## TASK TO COMPLETE
Quote each line of the material verbatim, without the pictures.

━━━━━ RECORDS SUPPLIED

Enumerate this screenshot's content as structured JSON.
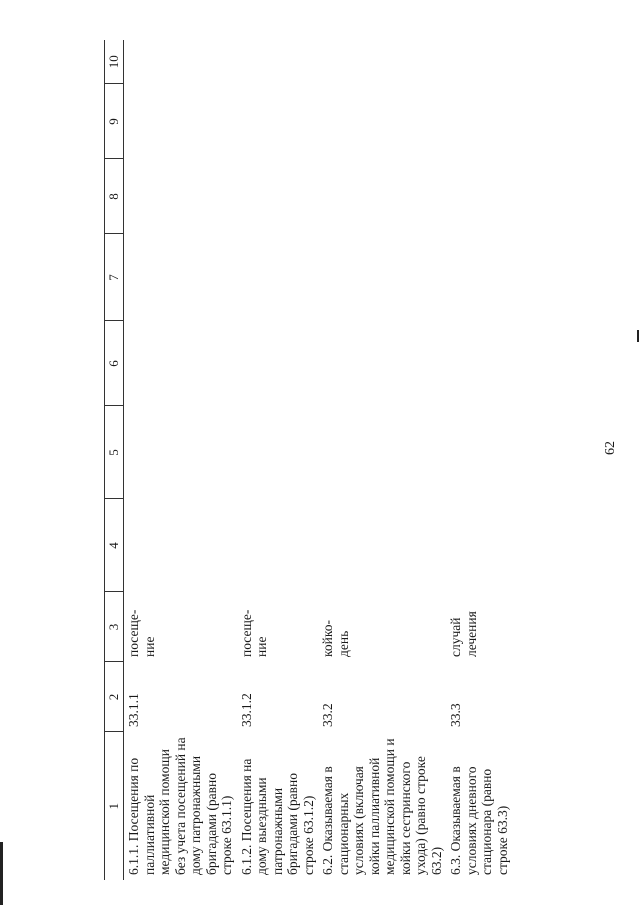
{
  "page_number": "62",
  "columns": [
    "1",
    "2",
    "3",
    "4",
    "5",
    "6",
    "7",
    "8",
    "9",
    "10"
  ],
  "rows": [
    {
      "name": "6.1.1. Посещения по паллиативной медицинской помощи без учета посещений на дому патронажными бригадами (равно строке 63.1.1)",
      "code": "33.1.1",
      "unit": "посеще-ние"
    },
    {
      "name": "6.1.2. Посещения на дому выездными патронажными бригадами (равно строке 63.1.2)",
      "code": "33.1.2",
      "unit": "посеще-ние"
    },
    {
      "name": "6.2. Оказываемая в стационарных условиях (включая койки паллиативной медицинской помощи и койки сестринского ухода) (равно строке 63.2)",
      "code": "33.2",
      "unit": "койко-день"
    },
    {
      "name": "6.3. Оказываемая в условиях дневного стационара (равно строке 63.3)",
      "code": "33.3",
      "unit": "случай лечения"
    }
  ]
}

━━━━━━━━━━

## REPLY
Enumerate this screenshot's content as structured JSON.
{
  "page_number": "62",
  "columns": [
    "1",
    "2",
    "3",
    "4",
    "5",
    "6",
    "7",
    "8",
    "9",
    "10"
  ],
  "rows": [
    {
      "name": "6.1.1. Посещения по паллиативной медицинской помощи без учета посещений на дому патронажными бригадами (равно строке 63.1.1)",
      "code": "33.1.1",
      "unit": "посеще-ние"
    },
    {
      "name": "6.1.2. Посещения на дому выездными патронажными бригадами (равно строке 63.1.2)",
      "code": "33.1.2",
      "unit": "посеще-ние"
    },
    {
      "name": "6.2. Оказываемая в стационарных условиях (включая койки паллиативной медицинской помощи и койки сестринского ухода) (равно строке 63.2)",
      "code": "33.2",
      "unit": "койко-день"
    },
    {
      "name": "6.3. Оказываемая в условиях дневного стационара (равно строке 63.3)",
      "code": "33.3",
      "unit": "случай лечения"
    }
  ]
}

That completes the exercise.